Filter the data below for the string "marker" and copy each matching line.
>> start RECORDS PROVIDED
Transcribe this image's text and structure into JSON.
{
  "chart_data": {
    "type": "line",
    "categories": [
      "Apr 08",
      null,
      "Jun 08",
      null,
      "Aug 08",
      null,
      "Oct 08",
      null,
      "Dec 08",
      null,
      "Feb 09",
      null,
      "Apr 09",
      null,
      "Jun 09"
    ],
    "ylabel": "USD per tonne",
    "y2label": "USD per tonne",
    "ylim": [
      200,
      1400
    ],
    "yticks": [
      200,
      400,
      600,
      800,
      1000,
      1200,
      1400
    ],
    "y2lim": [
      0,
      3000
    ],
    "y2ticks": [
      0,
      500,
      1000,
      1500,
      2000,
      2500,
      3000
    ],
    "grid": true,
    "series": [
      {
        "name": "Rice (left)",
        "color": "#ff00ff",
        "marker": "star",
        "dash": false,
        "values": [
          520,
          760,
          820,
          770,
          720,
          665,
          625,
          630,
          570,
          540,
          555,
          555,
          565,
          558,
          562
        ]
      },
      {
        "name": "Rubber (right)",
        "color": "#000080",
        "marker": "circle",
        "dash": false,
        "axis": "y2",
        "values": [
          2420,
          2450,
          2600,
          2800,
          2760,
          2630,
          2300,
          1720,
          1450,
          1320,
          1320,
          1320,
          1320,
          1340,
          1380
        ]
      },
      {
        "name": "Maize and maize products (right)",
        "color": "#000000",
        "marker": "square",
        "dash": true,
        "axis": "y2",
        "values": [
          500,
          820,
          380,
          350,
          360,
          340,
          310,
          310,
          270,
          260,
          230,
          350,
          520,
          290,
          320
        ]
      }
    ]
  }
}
>> end RECORDS PROVIDED
→ **ANSWER TO THE EXERCISE**
        "marker": "star",
        "marker": "circle",
        "marker": "square",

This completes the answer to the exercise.